[Dataset records]

_ _ _ _ _ _ _

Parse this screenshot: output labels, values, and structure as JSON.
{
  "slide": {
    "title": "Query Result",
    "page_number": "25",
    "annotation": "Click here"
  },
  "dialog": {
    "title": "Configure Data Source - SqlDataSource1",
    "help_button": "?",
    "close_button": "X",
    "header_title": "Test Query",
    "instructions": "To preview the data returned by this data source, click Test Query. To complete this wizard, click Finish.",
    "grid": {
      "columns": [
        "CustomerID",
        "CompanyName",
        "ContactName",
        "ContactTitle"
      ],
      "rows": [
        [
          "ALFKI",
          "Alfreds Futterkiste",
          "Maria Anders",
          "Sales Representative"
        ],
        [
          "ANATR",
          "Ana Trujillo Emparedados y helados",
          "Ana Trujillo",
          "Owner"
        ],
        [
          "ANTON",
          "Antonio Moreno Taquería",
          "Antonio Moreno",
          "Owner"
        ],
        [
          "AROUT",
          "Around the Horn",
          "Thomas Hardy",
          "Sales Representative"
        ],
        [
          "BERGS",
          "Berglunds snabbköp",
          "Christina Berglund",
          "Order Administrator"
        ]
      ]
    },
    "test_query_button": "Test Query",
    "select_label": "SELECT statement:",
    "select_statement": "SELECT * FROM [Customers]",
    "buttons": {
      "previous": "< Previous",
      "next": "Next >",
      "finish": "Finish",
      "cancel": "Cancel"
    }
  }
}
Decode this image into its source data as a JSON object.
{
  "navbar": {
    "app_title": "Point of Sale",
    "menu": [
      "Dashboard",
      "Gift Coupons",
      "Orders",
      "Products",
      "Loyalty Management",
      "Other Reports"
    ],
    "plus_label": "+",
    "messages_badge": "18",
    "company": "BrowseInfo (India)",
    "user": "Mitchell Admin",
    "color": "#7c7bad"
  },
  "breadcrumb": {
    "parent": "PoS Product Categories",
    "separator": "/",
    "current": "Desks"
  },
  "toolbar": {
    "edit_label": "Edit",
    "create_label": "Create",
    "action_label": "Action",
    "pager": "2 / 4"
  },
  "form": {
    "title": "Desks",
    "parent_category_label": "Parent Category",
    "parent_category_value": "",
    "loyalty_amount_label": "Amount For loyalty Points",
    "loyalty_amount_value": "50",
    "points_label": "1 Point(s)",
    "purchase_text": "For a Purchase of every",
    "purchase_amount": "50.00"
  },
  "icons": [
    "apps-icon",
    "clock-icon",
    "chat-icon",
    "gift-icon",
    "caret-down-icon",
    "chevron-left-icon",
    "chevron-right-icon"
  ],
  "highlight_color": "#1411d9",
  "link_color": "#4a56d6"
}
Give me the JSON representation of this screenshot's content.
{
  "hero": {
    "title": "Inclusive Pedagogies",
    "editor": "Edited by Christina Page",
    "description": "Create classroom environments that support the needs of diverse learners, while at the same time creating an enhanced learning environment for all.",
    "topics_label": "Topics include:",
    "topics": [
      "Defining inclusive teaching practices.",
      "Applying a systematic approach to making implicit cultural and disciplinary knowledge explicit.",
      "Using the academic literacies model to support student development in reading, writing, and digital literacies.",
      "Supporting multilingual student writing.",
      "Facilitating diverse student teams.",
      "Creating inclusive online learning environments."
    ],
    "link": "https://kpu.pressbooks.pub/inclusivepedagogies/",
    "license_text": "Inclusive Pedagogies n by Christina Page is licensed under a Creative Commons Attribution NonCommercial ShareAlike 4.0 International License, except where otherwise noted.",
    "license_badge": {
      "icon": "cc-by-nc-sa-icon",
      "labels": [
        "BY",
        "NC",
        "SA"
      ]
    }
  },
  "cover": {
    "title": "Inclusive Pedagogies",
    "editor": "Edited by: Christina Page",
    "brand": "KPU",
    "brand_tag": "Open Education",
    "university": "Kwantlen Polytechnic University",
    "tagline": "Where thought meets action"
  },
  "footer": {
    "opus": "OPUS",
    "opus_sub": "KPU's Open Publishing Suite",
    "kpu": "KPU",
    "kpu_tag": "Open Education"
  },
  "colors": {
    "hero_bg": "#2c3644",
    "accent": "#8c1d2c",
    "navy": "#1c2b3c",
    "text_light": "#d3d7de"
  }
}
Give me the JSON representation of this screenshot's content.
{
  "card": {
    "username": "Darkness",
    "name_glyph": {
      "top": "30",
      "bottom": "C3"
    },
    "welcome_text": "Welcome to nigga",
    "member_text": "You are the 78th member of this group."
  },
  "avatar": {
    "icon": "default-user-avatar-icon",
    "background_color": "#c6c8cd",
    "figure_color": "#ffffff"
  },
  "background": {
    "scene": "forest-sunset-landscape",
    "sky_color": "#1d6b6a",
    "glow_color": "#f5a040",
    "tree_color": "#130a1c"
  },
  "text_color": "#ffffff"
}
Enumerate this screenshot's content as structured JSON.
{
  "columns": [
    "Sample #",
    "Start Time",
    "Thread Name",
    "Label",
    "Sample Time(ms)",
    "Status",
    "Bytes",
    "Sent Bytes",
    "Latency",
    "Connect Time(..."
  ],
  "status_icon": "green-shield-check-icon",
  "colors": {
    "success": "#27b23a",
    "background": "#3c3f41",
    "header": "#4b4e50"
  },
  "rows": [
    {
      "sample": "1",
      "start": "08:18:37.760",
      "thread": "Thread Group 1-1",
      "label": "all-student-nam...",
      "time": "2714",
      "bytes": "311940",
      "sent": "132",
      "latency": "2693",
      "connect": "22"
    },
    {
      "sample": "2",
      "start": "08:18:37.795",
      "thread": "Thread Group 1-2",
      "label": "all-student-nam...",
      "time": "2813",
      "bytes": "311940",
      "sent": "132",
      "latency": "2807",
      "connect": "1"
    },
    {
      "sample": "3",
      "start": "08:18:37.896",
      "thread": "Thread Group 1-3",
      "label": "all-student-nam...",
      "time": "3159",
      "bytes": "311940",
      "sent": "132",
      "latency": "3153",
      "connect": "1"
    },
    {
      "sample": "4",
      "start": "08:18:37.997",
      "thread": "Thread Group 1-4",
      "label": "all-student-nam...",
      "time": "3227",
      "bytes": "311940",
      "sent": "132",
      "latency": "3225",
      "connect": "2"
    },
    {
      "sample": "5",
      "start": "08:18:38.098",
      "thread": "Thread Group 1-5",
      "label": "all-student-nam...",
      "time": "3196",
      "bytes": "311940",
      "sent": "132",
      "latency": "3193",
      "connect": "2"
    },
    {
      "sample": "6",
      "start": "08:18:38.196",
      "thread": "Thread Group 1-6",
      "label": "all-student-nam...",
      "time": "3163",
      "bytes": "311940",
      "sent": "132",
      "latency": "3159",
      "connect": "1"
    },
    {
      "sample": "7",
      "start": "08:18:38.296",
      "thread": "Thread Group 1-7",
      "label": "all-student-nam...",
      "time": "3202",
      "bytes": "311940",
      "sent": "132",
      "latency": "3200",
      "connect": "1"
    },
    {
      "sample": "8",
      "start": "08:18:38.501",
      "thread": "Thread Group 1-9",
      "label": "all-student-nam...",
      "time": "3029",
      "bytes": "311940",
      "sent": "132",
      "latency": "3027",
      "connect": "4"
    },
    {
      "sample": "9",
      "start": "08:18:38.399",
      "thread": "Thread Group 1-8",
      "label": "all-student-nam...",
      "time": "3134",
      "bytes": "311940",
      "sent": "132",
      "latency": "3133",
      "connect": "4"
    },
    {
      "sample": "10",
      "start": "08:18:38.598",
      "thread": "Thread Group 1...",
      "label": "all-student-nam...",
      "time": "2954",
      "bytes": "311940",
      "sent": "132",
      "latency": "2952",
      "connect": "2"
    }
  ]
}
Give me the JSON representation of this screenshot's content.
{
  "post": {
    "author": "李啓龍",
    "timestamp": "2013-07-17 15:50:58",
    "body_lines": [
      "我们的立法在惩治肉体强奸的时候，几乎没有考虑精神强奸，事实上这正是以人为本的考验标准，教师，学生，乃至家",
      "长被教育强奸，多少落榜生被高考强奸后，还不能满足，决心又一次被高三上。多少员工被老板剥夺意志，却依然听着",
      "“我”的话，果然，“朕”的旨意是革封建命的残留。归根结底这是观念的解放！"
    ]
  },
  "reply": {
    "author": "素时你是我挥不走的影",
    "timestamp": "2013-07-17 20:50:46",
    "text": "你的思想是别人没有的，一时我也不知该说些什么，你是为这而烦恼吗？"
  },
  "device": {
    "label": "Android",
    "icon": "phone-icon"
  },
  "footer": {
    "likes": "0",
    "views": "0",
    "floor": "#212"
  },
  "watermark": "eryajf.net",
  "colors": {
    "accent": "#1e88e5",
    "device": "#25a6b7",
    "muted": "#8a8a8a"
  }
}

_ _ _ _ _ _ _

What is being asked:
Report how many lines contain "Edited". Give nothing but the number.

Full output:
2